• **TASK TO COMPLETE**:
Print the listing below exactly.

• **THE DATA**:
--- Begin ---

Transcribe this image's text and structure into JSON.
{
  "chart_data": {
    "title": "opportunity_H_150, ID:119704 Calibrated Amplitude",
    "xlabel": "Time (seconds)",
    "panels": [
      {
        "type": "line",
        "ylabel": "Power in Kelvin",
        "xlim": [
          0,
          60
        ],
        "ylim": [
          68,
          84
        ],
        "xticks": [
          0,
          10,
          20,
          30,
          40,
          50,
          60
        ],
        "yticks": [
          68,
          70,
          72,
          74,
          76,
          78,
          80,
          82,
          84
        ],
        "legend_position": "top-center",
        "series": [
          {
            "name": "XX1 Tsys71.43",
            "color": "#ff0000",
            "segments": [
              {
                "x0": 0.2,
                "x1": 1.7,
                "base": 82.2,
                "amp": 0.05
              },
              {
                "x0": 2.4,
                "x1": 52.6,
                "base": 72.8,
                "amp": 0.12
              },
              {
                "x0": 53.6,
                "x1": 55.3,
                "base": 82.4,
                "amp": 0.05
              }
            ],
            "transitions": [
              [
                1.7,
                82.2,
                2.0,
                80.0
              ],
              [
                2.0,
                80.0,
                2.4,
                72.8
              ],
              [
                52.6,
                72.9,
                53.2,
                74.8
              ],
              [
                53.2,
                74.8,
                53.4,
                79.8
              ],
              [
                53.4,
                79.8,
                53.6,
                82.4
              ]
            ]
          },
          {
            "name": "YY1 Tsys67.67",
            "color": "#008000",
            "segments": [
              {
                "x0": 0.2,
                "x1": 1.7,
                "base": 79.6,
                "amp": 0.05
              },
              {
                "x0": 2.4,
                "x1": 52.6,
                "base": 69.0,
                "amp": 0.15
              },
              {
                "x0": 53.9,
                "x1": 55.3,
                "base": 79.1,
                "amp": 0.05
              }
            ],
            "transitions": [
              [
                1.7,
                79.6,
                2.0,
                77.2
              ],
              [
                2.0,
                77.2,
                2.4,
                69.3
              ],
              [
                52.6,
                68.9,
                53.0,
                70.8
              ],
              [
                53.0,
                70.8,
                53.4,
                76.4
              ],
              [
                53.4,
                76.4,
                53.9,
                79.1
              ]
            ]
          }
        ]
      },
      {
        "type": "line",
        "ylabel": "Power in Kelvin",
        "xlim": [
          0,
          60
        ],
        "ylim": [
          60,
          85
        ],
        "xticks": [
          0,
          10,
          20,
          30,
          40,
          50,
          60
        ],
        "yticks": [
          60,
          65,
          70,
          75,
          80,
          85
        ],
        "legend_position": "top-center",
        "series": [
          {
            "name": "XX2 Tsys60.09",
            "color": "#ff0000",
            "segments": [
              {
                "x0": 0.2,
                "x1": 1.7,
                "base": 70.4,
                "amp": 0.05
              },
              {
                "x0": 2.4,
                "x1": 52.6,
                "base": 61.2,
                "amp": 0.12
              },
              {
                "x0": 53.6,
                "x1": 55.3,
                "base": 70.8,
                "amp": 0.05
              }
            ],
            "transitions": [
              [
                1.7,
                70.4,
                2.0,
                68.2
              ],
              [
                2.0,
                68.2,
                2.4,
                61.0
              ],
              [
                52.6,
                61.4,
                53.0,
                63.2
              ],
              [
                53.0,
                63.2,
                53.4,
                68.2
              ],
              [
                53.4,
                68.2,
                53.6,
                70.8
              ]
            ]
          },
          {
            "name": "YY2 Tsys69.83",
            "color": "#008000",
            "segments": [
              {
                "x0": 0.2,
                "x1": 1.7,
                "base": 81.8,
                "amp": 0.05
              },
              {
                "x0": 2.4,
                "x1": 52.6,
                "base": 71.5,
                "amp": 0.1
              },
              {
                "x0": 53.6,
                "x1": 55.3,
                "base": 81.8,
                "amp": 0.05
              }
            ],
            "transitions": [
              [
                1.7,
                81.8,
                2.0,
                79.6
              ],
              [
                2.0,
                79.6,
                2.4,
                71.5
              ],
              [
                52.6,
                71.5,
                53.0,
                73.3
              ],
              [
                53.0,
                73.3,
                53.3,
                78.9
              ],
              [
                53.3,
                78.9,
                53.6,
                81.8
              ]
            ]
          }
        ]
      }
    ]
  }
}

--- End ---

• **ANSWER TO THIS EXERCISE**:
Transcribe this image's text and structure into JSON.
{
  "chart_data": {
    "title": "opportunity_H_150, ID:119704 Calibrated Amplitude",
    "xlabel": "Time (seconds)",
    "panels": [
      {
        "type": "line",
        "ylabel": "Power in Kelvin",
        "xlim": [
          0,
          60
        ],
        "ylim": [
          68,
          84
        ],
        "xticks": [
          0,
          10,
          20,
          30,
          40,
          50,
          60
        ],
        "yticks": [
          68,
          70,
          72,
          74,
          76,
          78,
          80,
          82,
          84
        ],
        "legend_position": "top-center",
        "series": [
          {
            "name": "XX1 Tsys71.43",
            "color": "#ff0000",
            "segments": [
              {
                "x0": 0.2,
                "x1": 1.7,
                "base": 82.2,
                "amp": 0.05
              },
              {
                "x0": 2.4,
                "x1": 52.6,
                "base": 72.8,
                "amp": 0.12
              },
              {
                "x0": 53.6,
                "x1": 55.3,
                "base": 82.4,
                "amp": 0.05
              }
            ],
            "transitions": [
              [
                1.7,
                82.2,
                2.0,
                80.0
              ],
              [
                2.0,
                80.0,
                2.4,
                72.8
              ],
              [
                52.6,
                72.9,
                53.2,
                74.8
              ],
              [
                53.2,
                74.8,
                53.4,
                79.8
              ],
              [
                53.4,
                79.8,
                53.6,
                82.4
              ]
            ]
          },
          {
            "name": "YY1 Tsys67.67",
            "color": "#008000",
            "segments": [
              {
                "x0": 0.2,
                "x1": 1.7,
                "base": 79.6,
                "amp": 0.05
              },
              {
                "x0": 2.4,
                "x1": 52.6,
                "base": 69.0,
                "amp": 0.15
              },
              {
                "x0": 53.9,
                "x1": 55.3,
                "base": 79.1,
                "amp": 0.05
              }
            ],
            "transitions": [
              [
                1.7,
                79.6,
                2.0,
                77.2
              ],
              [
                2.0,
                77.2,
                2.4,
                69.3
              ],
              [
                52.6,
                68.9,
                53.0,
                70.8
              ],
              [
                53.0,
                70.8,
                53.4,
                76.4
              ],
              [
                53.4,
                76.4,
                53.9,
                79.1
              ]
            ]
          }
        ]
      },
      {
        "type": "line",
        "ylabel": "Power in Kelvin",
        "xlim": [
          0,
          60
        ],
        "ylim": [
          60,
          85
        ],
        "xticks": [
          0,
          10,
          20,
          30,
          40,
          50,
          60
        ],
        "yticks": [
          60,
          65,
          70,
          75,
          80,
          85
        ],
        "legend_position": "top-center",
        "series": [
          {
            "name": "XX2 Tsys60.09",
            "color": "#ff0000",
            "segments": [
              {
                "x0": 0.2,
                "x1": 1.7,
                "base": 70.4,
                "amp": 0.05
              },
              {
                "x0": 2.4,
                "x1": 52.6,
                "base": 61.2,
                "amp": 0.12
              },
              {
                "x0": 53.6,
                "x1": 55.3,
                "base": 70.8,
                "amp": 0.05
              }
            ],
            "transitions": [
              [
                1.7,
                70.4,
                2.0,
                68.2
              ],
              [
                2.0,
                68.2,
                2.4,
                61.0
              ],
              [
                52.6,
                61.4,
                53.0,
                63.2
              ],
              [
                53.0,
                63.2,
                53.4,
                68.2
              ],
              [
                53.4,
                68.2,
                53.6,
                70.8
              ]
            ]
          },
          {
            "name": "YY2 Tsys69.83",
            "color": "#008000",
            "segments": [
              {
                "x0": 0.2,
                "x1": 1.7,
                "base": 81.8,
                "amp": 0.05
              },
              {
                "x0": 2.4,
                "x1": 52.6,
                "base": 71.5,
                "amp": 0.1
              },
              {
                "x0": 53.6,
                "x1": 55.3,
                "base": 81.8,
                "amp": 0.05
              }
            ],
            "transitions": [
              [
                1.7,
                81.8,
                2.0,
                79.6
              ],
              [
                2.0,
                79.6,
                2.4,
                71.5
              ],
              [
                52.6,
                71.5,
                53.0,
                73.3
              ],
              [
                53.0,
                73.3,
                53.3,
                78.9
              ],
              [
                53.3,
                78.9,
                53.6,
                81.8
              ]
            ]
          }
        ]
      }
    ]
  }
}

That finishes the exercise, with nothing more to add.